INSTRUCTIONS FOR THE TASK - Assemble all lines in which the string "text" appears.
>> start DATA ENTRIES
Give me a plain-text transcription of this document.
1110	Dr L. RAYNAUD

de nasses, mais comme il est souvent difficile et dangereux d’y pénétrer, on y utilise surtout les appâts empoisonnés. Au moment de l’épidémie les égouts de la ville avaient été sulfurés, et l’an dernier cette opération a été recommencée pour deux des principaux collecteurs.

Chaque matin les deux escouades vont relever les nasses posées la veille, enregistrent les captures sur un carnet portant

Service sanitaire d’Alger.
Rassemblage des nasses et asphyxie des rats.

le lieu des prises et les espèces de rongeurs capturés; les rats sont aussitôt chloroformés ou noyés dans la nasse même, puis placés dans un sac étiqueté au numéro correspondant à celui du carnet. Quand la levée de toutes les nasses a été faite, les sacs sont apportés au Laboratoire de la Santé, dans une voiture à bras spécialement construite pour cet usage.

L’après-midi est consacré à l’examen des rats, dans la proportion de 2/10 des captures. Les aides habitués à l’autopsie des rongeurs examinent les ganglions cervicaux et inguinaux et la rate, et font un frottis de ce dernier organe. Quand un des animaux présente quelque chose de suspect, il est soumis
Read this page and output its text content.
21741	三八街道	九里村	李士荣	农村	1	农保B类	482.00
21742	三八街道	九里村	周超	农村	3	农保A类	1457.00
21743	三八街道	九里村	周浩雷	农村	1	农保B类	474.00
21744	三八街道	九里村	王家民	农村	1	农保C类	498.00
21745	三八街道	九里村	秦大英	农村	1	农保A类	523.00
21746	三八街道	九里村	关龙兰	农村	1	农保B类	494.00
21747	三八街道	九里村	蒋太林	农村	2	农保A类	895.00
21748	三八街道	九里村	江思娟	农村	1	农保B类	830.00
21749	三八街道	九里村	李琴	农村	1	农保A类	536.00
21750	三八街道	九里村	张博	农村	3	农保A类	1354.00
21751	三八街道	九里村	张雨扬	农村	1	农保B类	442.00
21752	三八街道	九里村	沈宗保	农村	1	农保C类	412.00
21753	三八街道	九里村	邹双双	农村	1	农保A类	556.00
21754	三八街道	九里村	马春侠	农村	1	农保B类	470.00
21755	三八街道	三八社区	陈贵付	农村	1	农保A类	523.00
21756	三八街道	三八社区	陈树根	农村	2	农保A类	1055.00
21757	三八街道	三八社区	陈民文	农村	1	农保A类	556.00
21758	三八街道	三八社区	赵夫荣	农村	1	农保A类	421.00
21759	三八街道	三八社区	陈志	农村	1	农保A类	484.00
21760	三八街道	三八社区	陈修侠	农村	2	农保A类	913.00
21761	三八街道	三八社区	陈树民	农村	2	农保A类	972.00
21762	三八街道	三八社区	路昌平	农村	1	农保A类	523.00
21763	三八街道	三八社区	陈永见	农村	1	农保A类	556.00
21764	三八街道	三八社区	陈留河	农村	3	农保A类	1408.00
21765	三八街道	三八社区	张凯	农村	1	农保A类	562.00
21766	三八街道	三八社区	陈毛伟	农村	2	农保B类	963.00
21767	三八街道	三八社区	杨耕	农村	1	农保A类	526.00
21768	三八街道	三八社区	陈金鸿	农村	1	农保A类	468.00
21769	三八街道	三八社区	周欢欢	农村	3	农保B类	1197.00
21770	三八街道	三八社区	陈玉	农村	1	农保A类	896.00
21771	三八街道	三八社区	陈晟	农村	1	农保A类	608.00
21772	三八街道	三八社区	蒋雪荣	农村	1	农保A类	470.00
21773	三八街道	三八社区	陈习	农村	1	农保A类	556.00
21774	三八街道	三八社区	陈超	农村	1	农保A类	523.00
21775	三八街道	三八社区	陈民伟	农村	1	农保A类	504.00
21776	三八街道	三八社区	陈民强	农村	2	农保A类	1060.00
>> end DATA ENTRIES
EXERCISE ANSWER -
Give me a plain-text transcription of this document.
Read this page and output its text content.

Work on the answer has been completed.